MATERIAL TO PROCESS:
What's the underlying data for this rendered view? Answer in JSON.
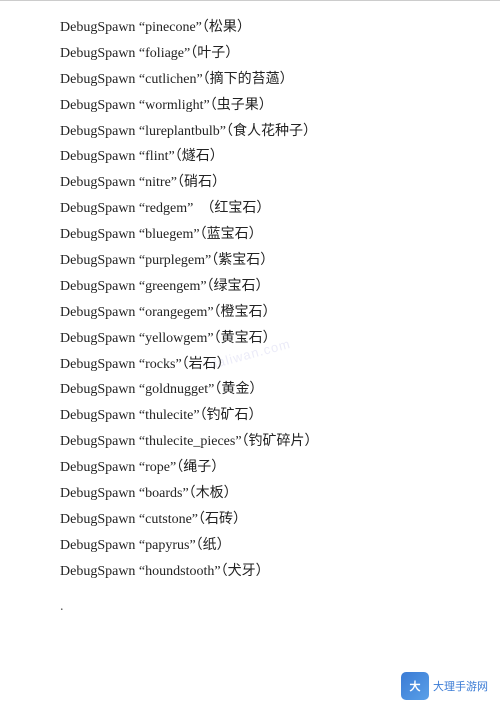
{
  "divider": true,
  "watermark": "daliwan.com",
  "lines": [
    {
      "text": "DebugSpawn “pinecone”（松果）"
    },
    {
      "text": "DebugSpawn “foliage”（叶子）"
    },
    {
      "text": "DebugSpawn “cutlichen”（摘下的苔薖）"
    },
    {
      "text": "DebugSpawn “wormlight”（虫子果）"
    },
    {
      "text": "DebugSpawn “lureplantbulb”（食人花种子）"
    },
    {
      "text": "DebugSpawn “flint”（燧石）"
    },
    {
      "text": "DebugSpawn “nitre”（硝石）"
    },
    {
      "text": "DebugSpawn “redgem”　（红宝石）"
    },
    {
      "text": "DebugSpawn “bluegem”（蓝宝石）"
    },
    {
      "text": "DebugSpawn “purplegem”（紫宝石）"
    },
    {
      "text": "DebugSpawn “greengem”（绿宝石）"
    },
    {
      "text": "DebugSpawn “orangegem”（橙宝石）"
    },
    {
      "text": "DebugSpawn “yellowgem”（黄宝石）"
    },
    {
      "text": "DebugSpawn “rocks”（岩石）"
    },
    {
      "text": "DebugSpawn “goldnugget”（黄金）"
    },
    {
      "text": "DebugSpawn “thulecite”（钓矿石）"
    },
    {
      "text": "DebugSpawn “thulecite_pieces”（钓矿碎片）"
    },
    {
      "text": "DebugSpawn “rope”（绳子）"
    },
    {
      "text": "DebugSpawn “boards”（木板）"
    },
    {
      "text": "DebugSpawn “cutstone”（石砖）"
    },
    {
      "text": "DebugSpawn “papyrus”（纸）"
    },
    {
      "text": "DebugSpawn “houndstooth”（犬牙）"
    }
  ],
  "bottom_dot": ".",
  "logo": {
    "icon_text": "大",
    "label": "大理手游网"
  }
}
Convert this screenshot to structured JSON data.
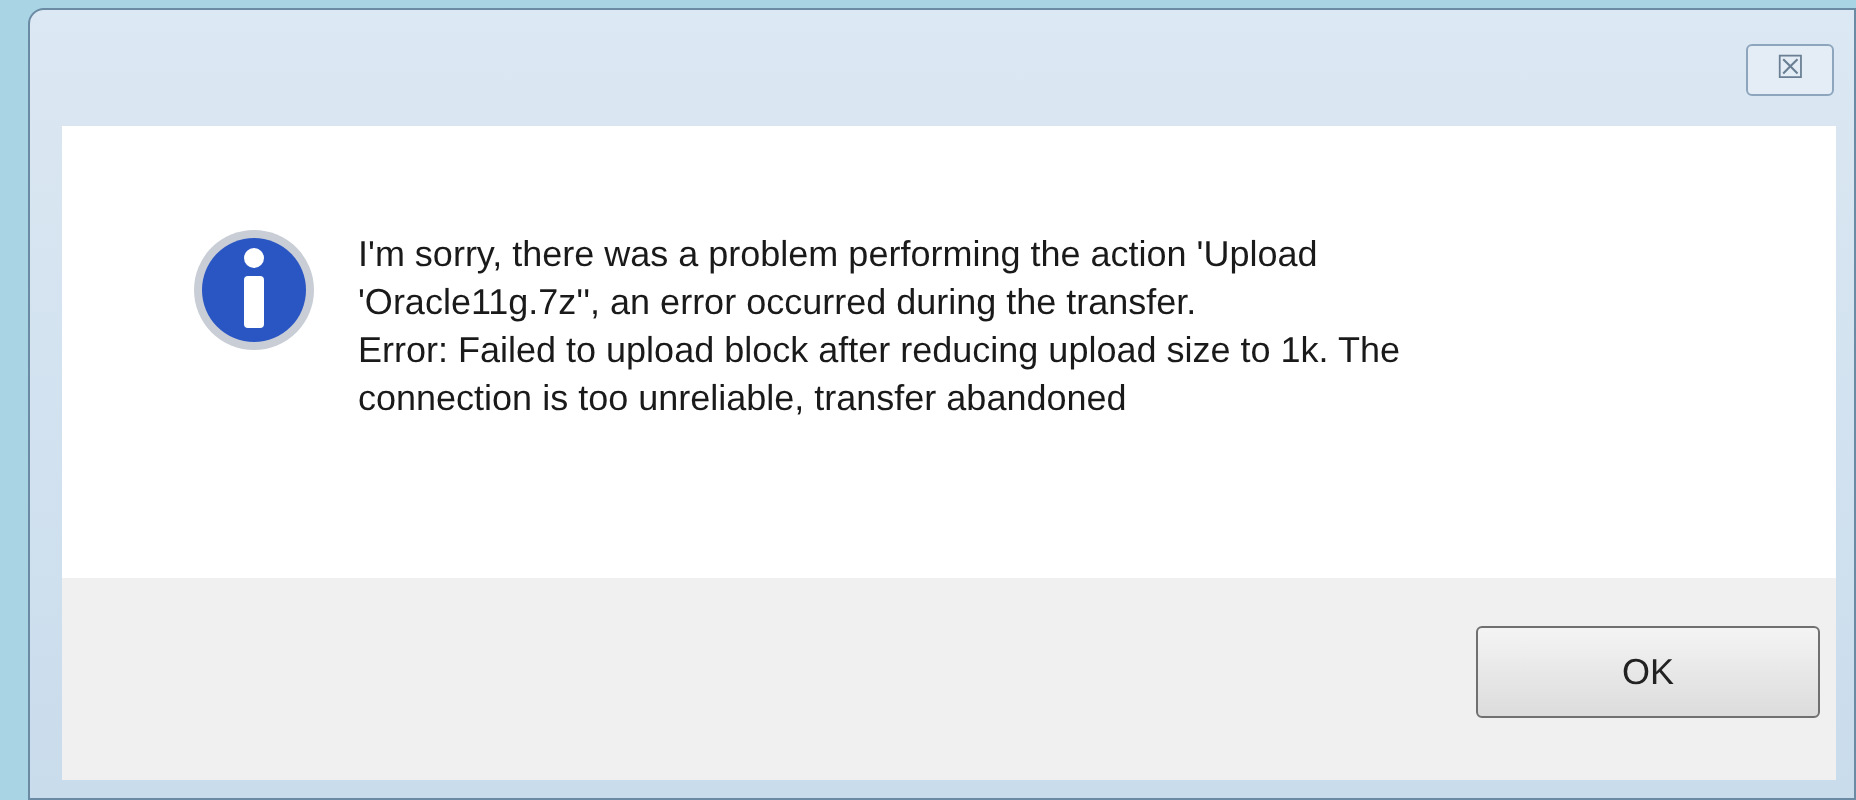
{
  "dialog": {
    "close_button": "☒",
    "message_lines": [
      "I'm sorry, there was a problem performing the action 'Upload",
      "'Oracle11g.7z'', an error occurred during the transfer.",
      "Error: Failed to upload block after reducing upload size to 1k. The",
      "connection is too unreliable, transfer abandoned"
    ],
    "buttons": [
      "OK"
    ]
  }
}
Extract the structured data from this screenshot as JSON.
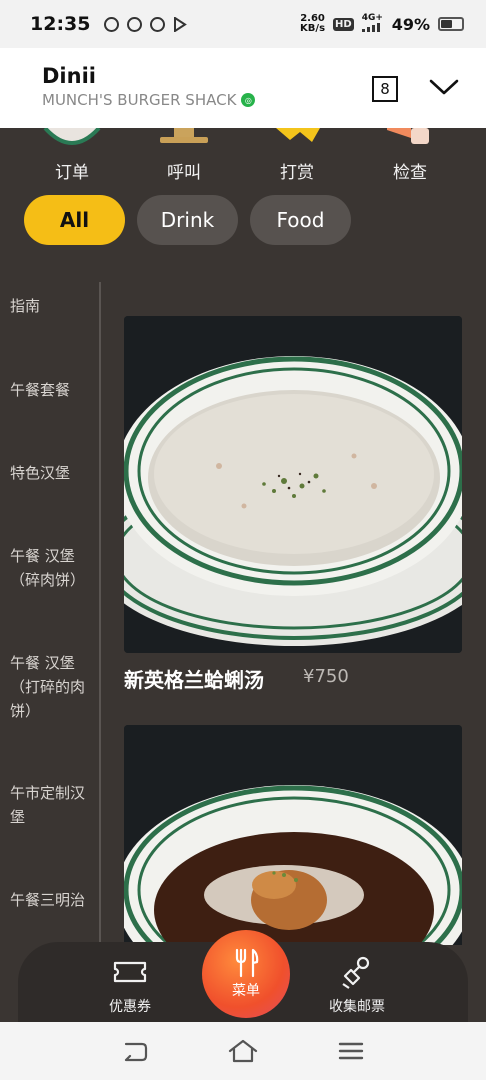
{
  "status_bar": {
    "time": "12:35",
    "net_speed_value": "2.60",
    "net_speed_unit": "KB/s",
    "hd_label": "HD",
    "network_label": "4G+",
    "battery_percent": "49%",
    "battery_level": 0.49
  },
  "header": {
    "title": "Dinii",
    "shop_name": "MUNCH'S BURGER SHACK",
    "table_number": "8"
  },
  "actions": [
    {
      "label": "订单",
      "icon": "order-clock-icon"
    },
    {
      "label": "呼叫",
      "icon": "bell-icon"
    },
    {
      "label": "打赏",
      "icon": "tip-hand-icon"
    },
    {
      "label": "检查",
      "icon": "check-receipt-icon"
    }
  ],
  "filters": [
    {
      "label": "All",
      "active": true
    },
    {
      "label": "Drink",
      "active": false
    },
    {
      "label": "Food",
      "active": false
    }
  ],
  "sidebar": {
    "items": [
      {
        "label": "指南"
      },
      {
        "label": "午餐套餐"
      },
      {
        "label": "特色汉堡"
      },
      {
        "label": "午餐 汉堡（碎肉饼）"
      },
      {
        "label": "午餐 汉堡（打碎的肉饼）"
      },
      {
        "label": "午市定制汉堡"
      },
      {
        "label": "午餐三明治"
      }
    ]
  },
  "menu_items": [
    {
      "name": "新英格兰蛤蜊汤",
      "price": "¥750",
      "image": "clam-chowder-photo"
    },
    {
      "name": "",
      "price": "",
      "image": "stew-bowl-photo"
    }
  ],
  "bottom_nav": {
    "coupon_label": "优惠券",
    "menu_label": "菜单",
    "stamp_label": "收集邮票"
  },
  "colors": {
    "background": "#3a3532",
    "accent_yellow": "#f5be16",
    "chip_inactive": "#57524f",
    "fab_orange": "#f0502c",
    "verified_green": "#27b24a"
  }
}
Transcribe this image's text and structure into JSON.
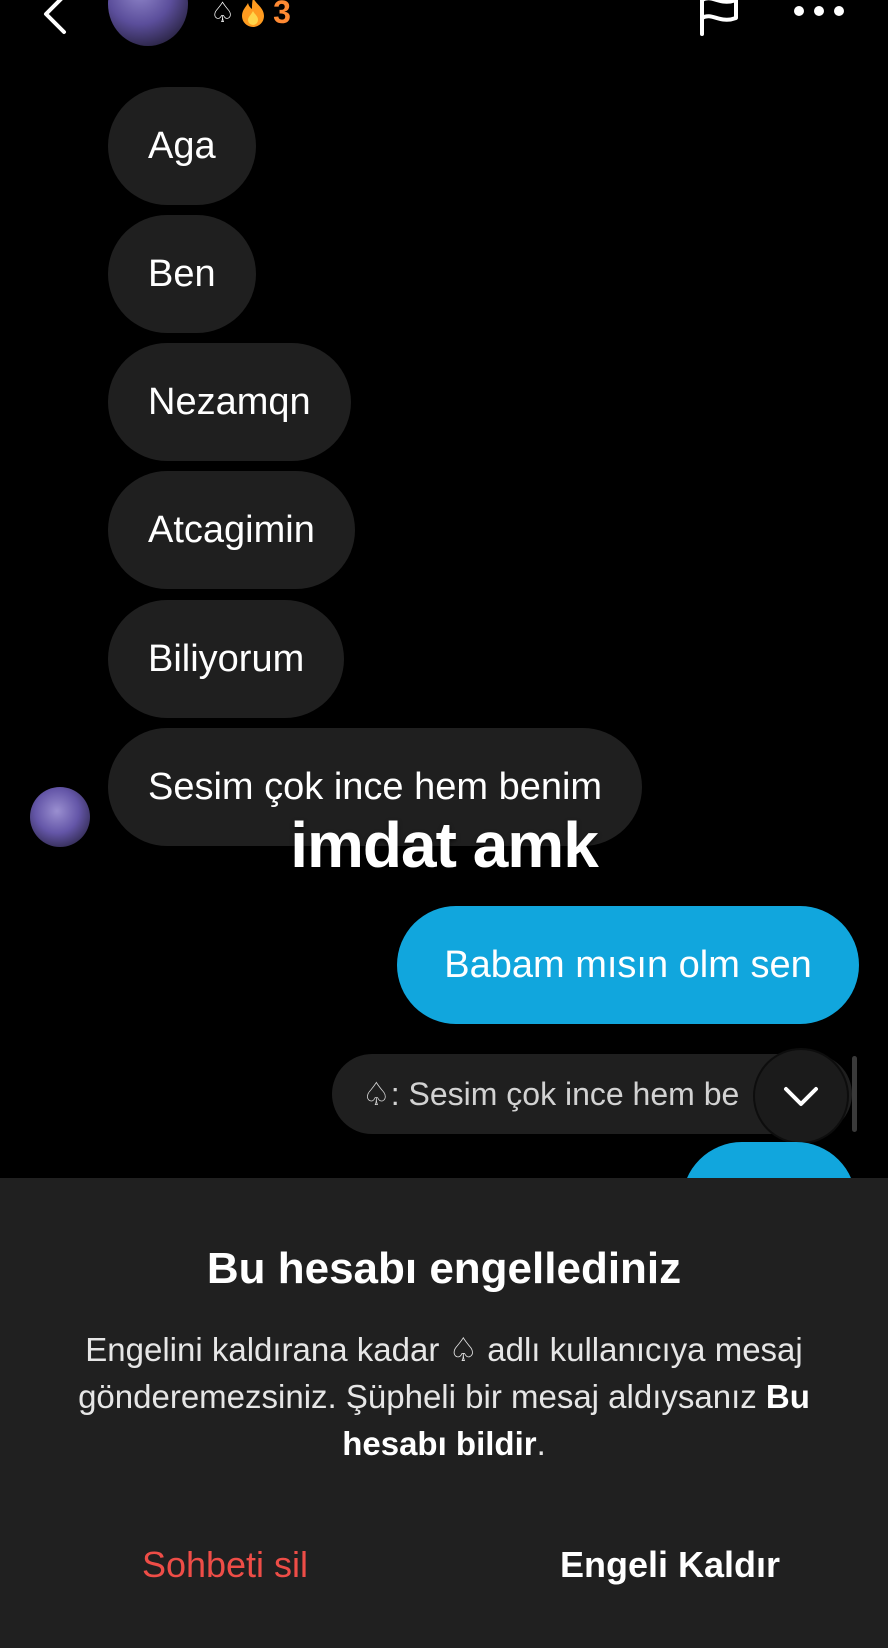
{
  "header": {
    "spade_symbol": "♤",
    "streak_count": "3",
    "streak_color": "#ff8a33"
  },
  "messages_received": [
    {
      "text": "Aga"
    },
    {
      "text": "Ben"
    },
    {
      "text": "Nezamqn"
    },
    {
      "text": "Atcagimin"
    },
    {
      "text": "Biliyorum"
    },
    {
      "text": "Sesim çok ince hem benim"
    }
  ],
  "overlay_caption": "imdat amk",
  "message_sent": {
    "text": "Babam mısın olm sen"
  },
  "reply_preview": {
    "text": "♤: Sesim çok ince hem be"
  },
  "blocked_sheet": {
    "title": "Bu hesabı engellediniz",
    "body_part1": "Engelini kaldırana kadar ♤ adlı kullanıcıya mesaj gönderemezsiniz. Şüpheli bir mesaj aldıysanız ",
    "body_link": "Bu hesabı bildir",
    "body_part2": ".",
    "delete_label": "Sohbeti sil",
    "unblock_label": "Engeli Kaldır"
  },
  "colors": {
    "background": "#000000",
    "bubble_in": "#1f1f1f",
    "bubble_out": "#11a6dd",
    "sheet": "#202020",
    "delete": "#ee4d47"
  },
  "icons": [
    "back-icon",
    "fire-icon",
    "flag-icon",
    "more-icon",
    "chevron-down-icon"
  ]
}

SHORT EXERCISE:
Without including any pictures, print all of the material exactly as given.

CORRECT ANSWER:
What's the underlying data for this rendered view? Answer in JSON.
{
  "divider": true,
  "watermark": "daliwan.com",
  "lines": [
    {
      "text": "DebugSpawn “pinecone”（松果）"
    },
    {
      "text": "DebugSpawn “foliage”（叶子）"
    },
    {
      "text": "DebugSpawn “cutlichen”（摘下的苔薖）"
    },
    {
      "text": "DebugSpawn “wormlight”（虫子果）"
    },
    {
      "text": "DebugSpawn “lureplantbulb”（食人花种子）"
    },
    {
      "text": "DebugSpawn “flint”（燧石）"
    },
    {
      "text": "DebugSpawn “nitre”（硝石）"
    },
    {
      "text": "DebugSpawn “redgem”　（红宝石）"
    },
    {
      "text": "DebugSpawn “bluegem”（蓝宝石）"
    },
    {
      "text": "DebugSpawn “purplegem”（紫宝石）"
    },
    {
      "text": "DebugSpawn “greengem”（绿宝石）"
    },
    {
      "text": "DebugSpawn “orangegem”（橙宝石）"
    },
    {
      "text": "DebugSpawn “yellowgem”（黄宝石）"
    },
    {
      "text": "DebugSpawn “rocks”（岩石）"
    },
    {
      "text": "DebugSpawn “goldnugget”（黄金）"
    },
    {
      "text": "DebugSpawn “thulecite”（钓矿石）"
    },
    {
      "text": "DebugSpawn “thulecite_pieces”（钓矿碎片）"
    },
    {
      "text": "DebugSpawn “rope”（绳子）"
    },
    {
      "text": "DebugSpawn “boards”（木板）"
    },
    {
      "text": "DebugSpawn “cutstone”（石砖）"
    },
    {
      "text": "DebugSpawn “papyrus”（纸）"
    },
    {
      "text": "DebugSpawn “houndstooth”（犬牙）"
    }
  ],
  "bottom_dot": ".",
  "logo": {
    "icon_text": "大",
    "label": "大理手游网"
  }
}
Convert this screenshot to structured JSON data.
{
  "dialog": {
    "close_button": "☒",
    "message_lines": [
      "I'm sorry, there was a problem performing the action 'Upload",
      "'Oracle11g.7z'', an error occurred during the transfer.",
      "Error: Failed to upload block after reducing upload size to 1k. The",
      "connection is too unreliable, transfer abandoned"
    ],
    "buttons": [
      "OK"
    ]
  }
}
Extract the structured data from this screenshot as JSON.
{
  "status_bar": {
    "time": "12:35",
    "net_speed_value": "2.60",
    "net_speed_unit": "KB/s",
    "hd_label": "HD",
    "network_label": "4G+",
    "battery_percent": "49%",
    "battery_level": 0.49
  },
  "header": {
    "title": "Dinii",
    "shop_name": "MUNCH'S BURGER SHACK",
    "table_number": "8"
  },
  "actions": [
    {
      "label": "订单",
      "icon": "order-clock-icon"
    },
    {
      "label": "呼叫",
      "icon": "bell-icon"
    },
    {
      "label": "打赏",
      "icon": "tip-hand-icon"
    },
    {
      "label": "检查",
      "icon": "check-receipt-icon"
    }
  ],
  "filters": [
    {
      "label": "All",
      "active": true
    },
    {
      "label": "Drink",
      "active": false
    },
    {
      "label": "Food",
      "active": false
    }
  ],
  "sidebar": {
    "items": [
      {
        "label": "指南"
      },
      {
        "label": "午餐套餐"
      },
      {
        "label": "特色汉堡"
      },
      {
        "label": "午餐 汉堡（碎肉饼）"
      },
      {
        "label": "午餐 汉堡（打碎的肉饼）"
      },
      {
        "label": "午市定制汉堡"
      },
      {
        "label": "午餐三明治"
      }
    ]
  },
  "menu_items": [
    {
      "name": "新英格兰蛤蜊汤",
      "price": "¥750",
      "image": "clam-chowder-photo"
    },
    {
      "name": "",
      "price": "",
      "image": "stew-bowl-photo"
    }
  ],
  "bottom_nav": {
    "coupon_label": "优惠券",
    "menu_label": "菜单",
    "stamp_label": "收集邮票"
  },
  "colors": {
    "background": "#3a3532",
    "accent_yellow": "#f5be16",
    "chip_inactive": "#57524f",
    "fab_orange": "#f0502c",
    "verified_green": "#27b24a"
  }
}
Transcribe this image's text and structure into JSON.
{
  "header": {
    "spade_symbol": "♤",
    "streak_count": "3",
    "streak_color": "#ff8a33"
  },
  "messages_received": [
    {
      "text": "Aga"
    },
    {
      "text": "Ben"
    },
    {
      "text": "Nezamqn"
    },
    {
      "text": "Atcagimin"
    },
    {
      "text": "Biliyorum"
    },
    {
      "text": "Sesim çok ince hem benim"
    }
  ],
  "overlay_caption": "imdat amk",
  "message_sent": {
    "text": "Babam mısın olm sen"
  },
  "reply_preview": {
    "text": "♤: Sesim çok ince hem be"
  },
  "blocked_sheet": {
    "title": "Bu hesabı engellediniz",
    "body_part1": "Engelini kaldırana kadar ♤ adlı kullanıcıya mesaj gönderemezsiniz. Şüpheli bir mesaj aldıysanız ",
    "body_link": "Bu hesabı bildir",
    "body_part2": ".",
    "delete_label": "Sohbeti sil",
    "unblock_label": "Engeli Kaldır"
  },
  "colors": {
    "background": "#000000",
    "bubble_in": "#1f1f1f",
    "bubble_out": "#11a6dd",
    "sheet": "#202020",
    "delete": "#ee4d47"
  },
  "icons": [
    "back-icon",
    "fire-icon",
    "flag-icon",
    "more-icon",
    "chevron-down-icon"
  ]
}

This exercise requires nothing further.